▶ The problem:
Print the full listing exactly.

▶ Data section:
☆ ☆ ☆ ☆

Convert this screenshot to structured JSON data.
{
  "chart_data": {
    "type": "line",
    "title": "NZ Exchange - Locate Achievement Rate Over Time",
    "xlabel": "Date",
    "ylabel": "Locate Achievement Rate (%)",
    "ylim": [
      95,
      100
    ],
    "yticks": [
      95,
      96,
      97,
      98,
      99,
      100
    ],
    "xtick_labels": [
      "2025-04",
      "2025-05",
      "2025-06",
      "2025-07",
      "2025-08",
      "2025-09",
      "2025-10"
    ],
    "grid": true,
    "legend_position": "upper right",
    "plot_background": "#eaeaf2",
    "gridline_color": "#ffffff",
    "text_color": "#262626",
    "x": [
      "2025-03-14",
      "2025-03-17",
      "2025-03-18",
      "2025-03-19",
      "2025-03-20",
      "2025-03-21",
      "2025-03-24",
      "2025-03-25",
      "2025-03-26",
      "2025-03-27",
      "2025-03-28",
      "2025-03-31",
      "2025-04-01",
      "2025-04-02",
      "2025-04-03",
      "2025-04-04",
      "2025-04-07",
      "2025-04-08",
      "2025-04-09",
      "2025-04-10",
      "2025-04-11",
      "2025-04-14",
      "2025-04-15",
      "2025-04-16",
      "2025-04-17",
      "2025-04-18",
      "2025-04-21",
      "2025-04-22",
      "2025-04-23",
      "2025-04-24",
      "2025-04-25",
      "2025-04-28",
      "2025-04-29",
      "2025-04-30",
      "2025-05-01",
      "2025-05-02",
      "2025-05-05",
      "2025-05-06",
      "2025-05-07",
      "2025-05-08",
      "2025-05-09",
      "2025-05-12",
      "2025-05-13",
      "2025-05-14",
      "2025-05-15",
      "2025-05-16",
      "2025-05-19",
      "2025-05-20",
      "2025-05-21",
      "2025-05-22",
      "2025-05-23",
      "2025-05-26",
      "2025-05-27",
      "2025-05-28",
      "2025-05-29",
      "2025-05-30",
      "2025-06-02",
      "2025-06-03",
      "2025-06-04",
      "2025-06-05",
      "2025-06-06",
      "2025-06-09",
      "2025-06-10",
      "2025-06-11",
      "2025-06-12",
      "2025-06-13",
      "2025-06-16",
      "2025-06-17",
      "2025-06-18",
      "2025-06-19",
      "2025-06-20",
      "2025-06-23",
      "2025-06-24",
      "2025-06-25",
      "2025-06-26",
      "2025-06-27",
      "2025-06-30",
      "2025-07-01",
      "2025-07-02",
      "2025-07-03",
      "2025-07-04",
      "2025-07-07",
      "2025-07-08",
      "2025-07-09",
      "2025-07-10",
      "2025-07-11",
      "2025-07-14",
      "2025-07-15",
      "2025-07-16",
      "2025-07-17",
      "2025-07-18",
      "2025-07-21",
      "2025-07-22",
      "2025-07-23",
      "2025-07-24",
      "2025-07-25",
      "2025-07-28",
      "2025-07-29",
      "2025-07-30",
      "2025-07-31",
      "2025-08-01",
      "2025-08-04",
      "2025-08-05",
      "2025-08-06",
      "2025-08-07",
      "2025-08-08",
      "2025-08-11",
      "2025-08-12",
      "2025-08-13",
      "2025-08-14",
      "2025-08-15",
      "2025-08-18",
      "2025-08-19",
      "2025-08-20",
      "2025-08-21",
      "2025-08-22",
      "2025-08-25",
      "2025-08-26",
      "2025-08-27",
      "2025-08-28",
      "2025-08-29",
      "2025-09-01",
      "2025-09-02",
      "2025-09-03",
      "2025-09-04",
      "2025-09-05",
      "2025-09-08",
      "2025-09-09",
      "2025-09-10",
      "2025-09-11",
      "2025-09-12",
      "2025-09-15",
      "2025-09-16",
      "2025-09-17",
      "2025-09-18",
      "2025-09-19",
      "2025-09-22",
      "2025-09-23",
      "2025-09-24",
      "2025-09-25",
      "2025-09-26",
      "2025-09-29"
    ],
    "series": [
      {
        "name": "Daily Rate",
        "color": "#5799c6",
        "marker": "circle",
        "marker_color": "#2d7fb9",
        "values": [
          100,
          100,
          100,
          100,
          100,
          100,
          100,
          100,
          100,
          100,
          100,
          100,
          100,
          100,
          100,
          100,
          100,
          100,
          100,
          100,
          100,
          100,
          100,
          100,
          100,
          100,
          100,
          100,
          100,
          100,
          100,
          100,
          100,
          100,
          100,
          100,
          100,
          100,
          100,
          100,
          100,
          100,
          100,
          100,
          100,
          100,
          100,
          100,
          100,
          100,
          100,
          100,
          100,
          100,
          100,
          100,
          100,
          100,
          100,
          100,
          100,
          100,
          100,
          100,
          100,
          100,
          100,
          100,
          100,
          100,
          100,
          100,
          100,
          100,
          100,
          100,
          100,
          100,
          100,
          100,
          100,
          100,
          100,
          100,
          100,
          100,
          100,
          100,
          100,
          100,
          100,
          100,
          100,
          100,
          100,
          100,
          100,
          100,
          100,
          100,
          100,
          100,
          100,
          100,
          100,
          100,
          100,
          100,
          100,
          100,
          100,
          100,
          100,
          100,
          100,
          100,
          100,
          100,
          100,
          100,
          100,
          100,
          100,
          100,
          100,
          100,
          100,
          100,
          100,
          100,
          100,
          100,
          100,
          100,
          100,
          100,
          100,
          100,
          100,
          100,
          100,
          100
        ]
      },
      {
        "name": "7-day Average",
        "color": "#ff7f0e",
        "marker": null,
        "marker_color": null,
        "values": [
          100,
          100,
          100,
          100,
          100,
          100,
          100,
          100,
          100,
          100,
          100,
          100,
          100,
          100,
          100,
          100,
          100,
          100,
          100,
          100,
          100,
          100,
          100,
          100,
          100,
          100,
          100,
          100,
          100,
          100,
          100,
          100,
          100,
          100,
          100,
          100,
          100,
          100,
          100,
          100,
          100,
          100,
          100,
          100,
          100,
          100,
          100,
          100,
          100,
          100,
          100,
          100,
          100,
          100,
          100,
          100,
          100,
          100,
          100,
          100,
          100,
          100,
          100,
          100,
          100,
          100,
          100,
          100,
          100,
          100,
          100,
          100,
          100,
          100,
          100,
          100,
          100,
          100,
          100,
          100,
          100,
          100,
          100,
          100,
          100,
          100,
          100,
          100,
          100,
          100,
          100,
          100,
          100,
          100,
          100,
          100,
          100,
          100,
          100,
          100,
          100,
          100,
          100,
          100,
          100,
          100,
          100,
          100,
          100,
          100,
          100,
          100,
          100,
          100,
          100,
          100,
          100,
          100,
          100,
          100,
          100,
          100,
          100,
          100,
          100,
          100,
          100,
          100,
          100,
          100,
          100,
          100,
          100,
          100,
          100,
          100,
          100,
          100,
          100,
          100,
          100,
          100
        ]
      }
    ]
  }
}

☆ ☆ ☆ ☆

▶ Task response:
Convert this screenshot to structured JSON data.
{
  "chart_data": {
    "type": "line",
    "title": "NZ Exchange - Locate Achievement Rate Over Time",
    "xlabel": "Date",
    "ylabel": "Locate Achievement Rate (%)",
    "ylim": [
      95,
      100
    ],
    "yticks": [
      95,
      96,
      97,
      98,
      99,
      100
    ],
    "xtick_labels": [
      "2025-04",
      "2025-05",
      "2025-06",
      "2025-07",
      "2025-08",
      "2025-09",
      "2025-10"
    ],
    "grid": true,
    "legend_position": "upper right",
    "plot_background": "#eaeaf2",
    "gridline_color": "#ffffff",
    "text_color": "#262626",
    "x": [
      "2025-03-14",
      "2025-03-17",
      "2025-03-18",
      "2025-03-19",
      "2025-03-20",
      "2025-03-21",
      "2025-03-24",
      "2025-03-25",
      "2025-03-26",
      "2025-03-27",
      "2025-03-28",
      "2025-03-31",
      "2025-04-01",
      "2025-04-02",
      "2025-04-03",
      "2025-04-04",
      "2025-04-07",
      "2025-04-08",
      "2025-04-09",
      "2025-04-10",
      "2025-04-11",
      "2025-04-14",
      "2025-04-15",
      "2025-04-16",
      "2025-04-17",
      "2025-04-18",
      "2025-04-21",
      "2025-04-22",
      "2025-04-23",
      "2025-04-24",
      "2025-04-25",
      "2025-04-28",
      "2025-04-29",
      "2025-04-30",
      "2025-05-01",
      "2025-05-02",
      "2025-05-05",
      "2025-05-06",
      "2025-05-07",
      "2025-05-08",
      "2025-05-09",
      "2025-05-12",
      "2025-05-13",
      "2025-05-14",
      "2025-05-15",
      "2025-05-16",
      "2025-05-19",
      "2025-05-20",
      "2025-05-21",
      "2025-05-22",
      "2025-05-23",
      "2025-05-26",
      "2025-05-27",
      "2025-05-28",
      "2025-05-29",
      "2025-05-30",
      "2025-06-02",
      "2025-06-03",
      "2025-06-04",
      "2025-06-05",
      "2025-06-06",
      "2025-06-09",
      "2025-06-10",
      "2025-06-11",
      "2025-06-12",
      "2025-06-13",
      "2025-06-16",
      "2025-06-17",
      "2025-06-18",
      "2025-06-19",
      "2025-06-20",
      "2025-06-23",
      "2025-06-24",
      "2025-06-25",
      "2025-06-26",
      "2025-06-27",
      "2025-06-30",
      "2025-07-01",
      "2025-07-02",
      "2025-07-03",
      "2025-07-04",
      "2025-07-07",
      "2025-07-08",
      "2025-07-09",
      "2025-07-10",
      "2025-07-11",
      "2025-07-14",
      "2025-07-15",
      "2025-07-16",
      "2025-07-17",
      "2025-07-18",
      "2025-07-21",
      "2025-07-22",
      "2025-07-23",
      "2025-07-24",
      "2025-07-25",
      "2025-07-28",
      "2025-07-29",
      "2025-07-30",
      "2025-07-31",
      "2025-08-01",
      "2025-08-04",
      "2025-08-05",
      "2025-08-06",
      "2025-08-07",
      "2025-08-08",
      "2025-08-11",
      "2025-08-12",
      "2025-08-13",
      "2025-08-14",
      "2025-08-15",
      "2025-08-18",
      "2025-08-19",
      "2025-08-20",
      "2025-08-21",
      "2025-08-22",
      "2025-08-25",
      "2025-08-26",
      "2025-08-27",
      "2025-08-28",
      "2025-08-29",
      "2025-09-01",
      "2025-09-02",
      "2025-09-03",
      "2025-09-04",
      "2025-09-05",
      "2025-09-08",
      "2025-09-09",
      "2025-09-10",
      "2025-09-11",
      "2025-09-12",
      "2025-09-15",
      "2025-09-16",
      "2025-09-17",
      "2025-09-18",
      "2025-09-19",
      "2025-09-22",
      "2025-09-23",
      "2025-09-24",
      "2025-09-25",
      "2025-09-26",
      "2025-09-29"
    ],
    "series": [
      {
        "name": "Daily Rate",
        "color": "#5799c6",
        "marker": "circle",
        "marker_color": "#2d7fb9",
        "values": [
          100,
          100,
          100,
          100,
          100,
          100,
          100,
          100,
          100,
          100,
          100,
          100,
          100,
          100,
          100,
          100,
          100,
          100,
          100,
          100,
          100,
          100,
          100,
          100,
          100,
          100,
          100,
          100,
          100,
          100,
          100,
          100,
          100,
          100,
          100,
          100,
          100,
          100,
          100,
          100,
          100,
          100,
          100,
          100,
          100,
          100,
          100,
          100,
          100,
          100,
          100,
          100,
          100,
          100,
          100,
          100,
          100,
          100,
          100,
          100,
          100,
          100,
          100,
          100,
          100,
          100,
          100,
          100,
          100,
          100,
          100,
          100,
          100,
          100,
          100,
          100,
          100,
          100,
          100,
          100,
          100,
          100,
          100,
          100,
          100,
          100,
          100,
          100,
          100,
          100,
          100,
          100,
          100,
          100,
          100,
          100,
          100,
          100,
          100,
          100,
          100,
          100,
          100,
          100,
          100,
          100,
          100,
          100,
          100,
          100,
          100,
          100,
          100,
          100,
          100,
          100,
          100,
          100,
          100,
          100,
          100,
          100,
          100,
          100,
          100,
          100,
          100,
          100,
          100,
          100,
          100,
          100,
          100,
          100,
          100,
          100,
          100,
          100,
          100,
          100,
          100,
          100
        ]
      },
      {
        "name": "7-day Average",
        "color": "#ff7f0e",
        "marker": null,
        "marker_color": null,
        "values": [
          100,
          100,
          100,
          100,
          100,
          100,
          100,
          100,
          100,
          100,
          100,
          100,
          100,
          100,
          100,
          100,
          100,
          100,
          100,
          100,
          100,
          100,
          100,
          100,
          100,
          100,
          100,
          100,
          100,
          100,
          100,
          100,
          100,
          100,
          100,
          100,
          100,
          100,
          100,
          100,
          100,
          100,
          100,
          100,
          100,
          100,
          100,
          100,
          100,
          100,
          100,
          100,
          100,
          100,
          100,
          100,
          100,
          100,
          100,
          100,
          100,
          100,
          100,
          100,
          100,
          100,
          100,
          100,
          100,
          100,
          100,
          100,
          100,
          100,
          100,
          100,
          100,
          100,
          100,
          100,
          100,
          100,
          100,
          100,
          100,
          100,
          100,
          100,
          100,
          100,
          100,
          100,
          100,
          100,
          100,
          100,
          100,
          100,
          100,
          100,
          100,
          100,
          100,
          100,
          100,
          100,
          100,
          100,
          100,
          100,
          100,
          100,
          100,
          100,
          100,
          100,
          100,
          100,
          100,
          100,
          100,
          100,
          100,
          100,
          100,
          100,
          100,
          100,
          100,
          100,
          100,
          100,
          100,
          100,
          100,
          100,
          100,
          100,
          100,
          100,
          100,
          100
        ]
      }
    ]
  }
}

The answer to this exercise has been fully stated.